**What is being asked**
Leave out the pictures and copy each record below exactly.

**Saved entries**
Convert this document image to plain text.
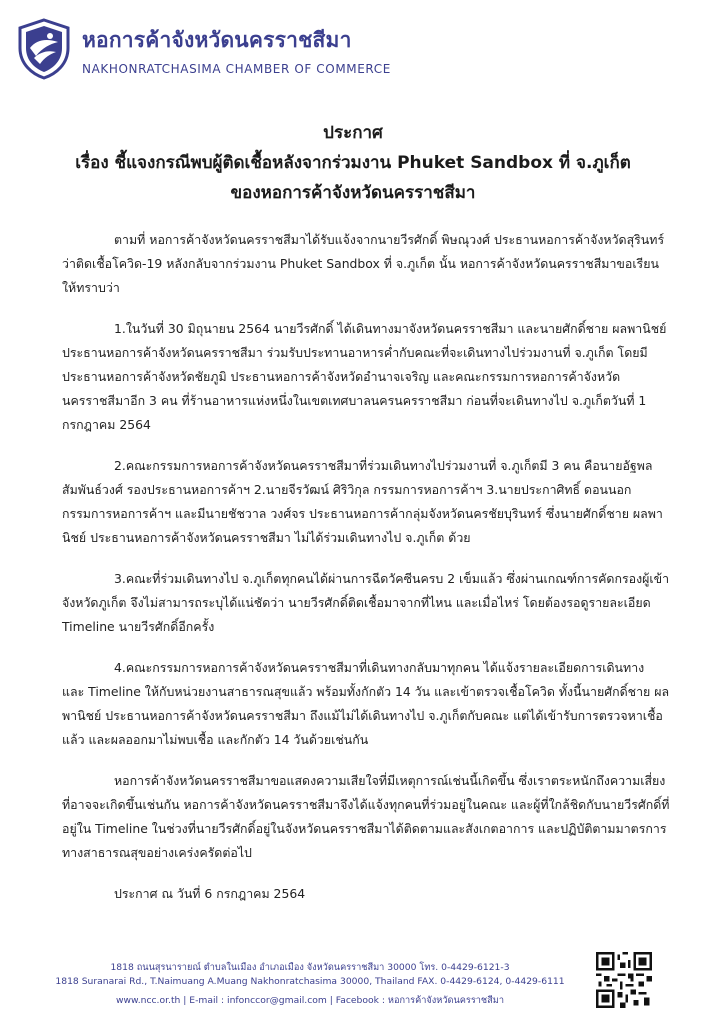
หอการค้าจังหวัดนครราชสีมา
NAKHONRATCHASIMA CHAMBER OF COMMERCE
ประกาศ
เรื่อง ชี้แจงกรณีพบผู้ติดเชื้อหลังจากร่วมงาน Phuket Sandbox ที่ จ.ภูเก็ต
ของหอการค้าจังหวัดนครราชสีมา

ตามที่ หอการค้าจังหวัดนครราชสีมาได้รับแจ้งจากนายวีรศักดิ์ พิษณุวงศ์ ประธานหอการค้าจังหวัดสุรินทร์ ว่าติดเชื้อโควิด-19 หลังกลับจากร่วมงาน Phuket Sandbox ที่ จ.ภูเก็ต นั้น หอการค้าจังหวัดนครราชสีมาขอเรียนให้ทราบว่า

1.ในวันที่ 30 มิถุนายน 2564 นายวีรศักดิ์ ได้เดินทางมาจังหวัดนครราชสีมา และนายศักดิ์ชาย ผลพานิชย์ ประธานหอการค้าจังหวัดนครราชสีมา ร่วมรับประทานอาหารค่ำกับคณะที่จะเดินทางไปร่วมงานที่ จ.ภูเก็ต โดยมีประธานหอการค้าจังหวัดชัยภูมิ ประธานหอการค้าจังหวัดอำนาจเจริญ และคณะกรรมการหอการค้าจังหวัดนครราชสีมาอีก 3 คน ที่ร้านอาหารแห่งหนึ่งในเขตเทศบาลนครนครราชสีมา ก่อนที่จะเดินทางไป จ.ภูเก็ตวันที่ 1 กรกฎาคม 2564

2.คณะกรรมการหอการค้าจังหวัดนครราชสีมาที่ร่วมเดินทางไปร่วมงานที่ จ.ภูเก็ตมี 3 คน คือนายอัฐพล สัมพันธ์วงศ์ รองประธานหอการค้าฯ 2.นายจีรวัฒน์ ศิริวิกุล กรรมการหอการค้าฯ 3.นายประกาศิทธิ์ ดอนนอก กรรมการหอการค้าฯ และมีนายชัชวาล วงศ์จร ประธานหอการค้ากลุ่มจังหวัดนครชัยบุรินทร์ ซึ่งนายศักดิ์ชาย ผลพานิชย์ ประธานหอการค้าจังหวัดนครราชสีมา ไม่ได้ร่วมเดินทางไป จ.ภูเก็ต ด้วย

3.คณะที่ร่วมเดินทางไป จ.ภูเก็ตทุกคนได้ผ่านการฉีดวัคซีนครบ 2 เข็มแล้ว ซึ่งผ่านเกณฑ์การคัดกรองผู้เข้าจังหวัดภูเก็ต จึงไม่สามารถระบุได้แน่ชัดว่า นายวีรศักดิ์ติดเชื้อมาจากที่ไหน และเมื่อไหร่ โดยต้องรอดูรายละเอียด Timeline นายวีรศักดิ์อีกครั้ง

4.คณะกรรมการหอการค้าจังหวัดนครราชสีมาที่เดินทางกลับมาทุกคน ได้แจ้งรายละเอียดการเดินทาง และ Timeline ให้กับหน่วยงานสาธารณสุขแล้ว พร้อมทั้งกักตัว 14 วัน และเข้าตรวจเชื้อโควิด ทั้งนี้นายศักดิ์ชาย ผลพานิชย์ ประธานหอการค้าจังหวัดนครราชสีมา ถึงแม้ไม่ได้เดินทางไป จ.ภูเก็ตกับคณะ แต่ได้เข้ารับการตรวจหาเชื้อแล้ว และผลออกมาไม่พบเชื้อ และกักตัว 14 วันด้วยเช่นกัน

หอการค้าจังหวัดนครราชสีมาขอแสดงความเสียใจที่มีเหตุการณ์เช่นนี้เกิดขึ้น ซึ่งเราตระหนักถึงความเสี่ยงที่อาจจะเกิดขึ้นเช่นกัน หอการค้าจังหวัดนครราชสีมาจึงได้แจ้งทุกคนที่ร่วมอยู่ในคณะ และผู้ที่ใกล้ชิดกับนายวีรศักดิ์ที่อยู่ใน Timeline ในช่วงที่นายวีรศักดิ์อยู่ในจังหวัดนครราชสีมาได้ติดตามและสังเกตอาการ และปฏิบัติตามมาตรการทางสาธารณสุขอย่างเคร่งครัดต่อไป

ประกาศ ณ วันที่ 6 กรกฎาคม 2564

1818 ถนนสุรนารายณ์ ตำบลในเมือง อำเภอเมือง จังหวัดนครราชสีมา 30000 โทร. 0-4429-6121-3
1818 Suranarai Rd., T.Naimuang A.Muang Nakhonratchasima 30000, Thailand FAX. 0-4429-6124, 0-4429-6111
www.ncc.or.th | E-mail : infonccor@gmail.com | Facebook : หอการค้าจังหวัดนครราชสีมา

**Expected answer**
Convert this document image to plain text.
หอการค้าจังหวัดนครราชสีมา
NAKHONRATCHASIMA CHAMBER OF COMMERCE
ประกาศ
เรื่อง ชี้แจงกรณีพบผู้ติดเชื้อหลังจากร่วมงาน Phuket Sandbox ที่ จ.ภูเก็ต
ของหอการค้าจังหวัดนครราชสีมา

ตามที่ หอการค้าจังหวัดนครราชสีมาได้รับแจ้งจากนายวีรศักดิ์ พิษณุวงศ์ ประธานหอการค้าจังหวัดสุรินทร์ ว่าติดเชื้อโควิด-19 หลังกลับจากร่วมงาน Phuket Sandbox ที่ จ.ภูเก็ต นั้น หอการค้าจังหวัดนครราชสีมาขอเรียนให้ทราบว่า

1.ในวันที่ 30 มิถุนายน 2564 นายวีรศักดิ์ ได้เดินทางมาจังหวัดนครราชสีมา และนายศักดิ์ชาย ผลพานิชย์ ประธานหอการค้าจังหวัดนครราชสีมา ร่วมรับประทานอาหารค่ำกับคณะที่จะเดินทางไปร่วมงานที่ จ.ภูเก็ต โดยมีประธานหอการค้าจังหวัดชัยภูมิ ประธานหอการค้าจังหวัดอำนาจเจริญ และคณะกรรมการหอการค้าจังหวัดนครราชสีมาอีก 3 คน ที่ร้านอาหารแห่งหนึ่งในเขตเทศบาลนครนครราชสีมา ก่อนที่จะเดินทางไป จ.ภูเก็ตวันที่ 1 กรกฎาคม 2564

2.คณะกรรมการหอการค้าจังหวัดนครราชสีมาที่ร่วมเดินทางไปร่วมงานที่ จ.ภูเก็ตมี 3 คน คือนายอัฐพล สัมพันธ์วงศ์ รองประธานหอการค้าฯ 2.นายจีรวัฒน์ ศิริวิกุล กรรมการหอการค้าฯ 3.นายประกาศิทธิ์ ดอนนอก กรรมการหอการค้าฯ และมีนายชัชวาล วงศ์จร ประธานหอการค้ากลุ่มจังหวัดนครชัยบุรินทร์ ซึ่งนายศักดิ์ชาย ผลพานิชย์ ประธานหอการค้าจังหวัดนครราชสีมา ไม่ได้ร่วมเดินทางไป จ.ภูเก็ต ด้วย

3.คณะที่ร่วมเดินทางไป จ.ภูเก็ตทุกคนได้ผ่านการฉีดวัคซีนครบ 2 เข็มแล้ว ซึ่งผ่านเกณฑ์การคัดกรองผู้เข้าจังหวัดภูเก็ต จึงไม่สามารถระบุได้แน่ชัดว่า นายวีรศักดิ์ติดเชื้อมาจากที่ไหน และเมื่อไหร่ โดยต้องรอดูรายละเอียด Timeline นายวีรศักดิ์อีกครั้ง

4.คณะกรรมการหอการค้าจังหวัดนครราชสีมาที่เดินทางกลับมาทุกคน ได้แจ้งรายละเอียดการเดินทาง และ Timeline ให้กับหน่วยงานสาธารณสุขแล้ว พร้อมทั้งกักตัว 14 วัน และเข้าตรวจเชื้อโควิด ทั้งนี้นายศักดิ์ชาย ผลพานิชย์ ประธานหอการค้าจังหวัดนครราชสีมา ถึงแม้ไม่ได้เดินทางไป จ.ภูเก็ตกับคณะ แต่ได้เข้ารับการตรวจหาเชื้อแล้ว และผลออกมาไม่พบเชื้อ และกักตัว 14 วันด้วยเช่นกัน

หอการค้าจังหวัดนครราชสีมาขอแสดงความเสียใจที่มีเหตุการณ์เช่นนี้เกิดขึ้น ซึ่งเราตระหนักถึงความเสี่ยงที่อาจจะเกิดขึ้นเช่นกัน หอการค้าจังหวัดนครราชสีมาจึงได้แจ้งทุกคนที่ร่วมอยู่ในคณะ และผู้ที่ใกล้ชิดกับนายวีรศักดิ์ที่อยู่ใน Timeline ในช่วงที่นายวีรศักดิ์อยู่ในจังหวัดนครราชสีมาได้ติดตามและสังเกตอาการ และปฏิบัติตามมาตรการทางสาธารณสุขอย่างเคร่งครัดต่อไป

ประกาศ ณ วันที่ 6 กรกฎาคม 2564

1818 ถนนสุรนารายณ์ ตำบลในเมือง อำเภอเมือง จังหวัดนครราชสีมา 30000 โทร. 0-4429-6121-3
1818 Suranarai Rd., T.Naimuang A.Muang Nakhonratchasima 30000, Thailand FAX. 0-4429-6124, 0-4429-6111
www.ncc.or.th | E-mail : infonccor@gmail.com | Facebook : หอการค้าจังหวัดนครราชสีมา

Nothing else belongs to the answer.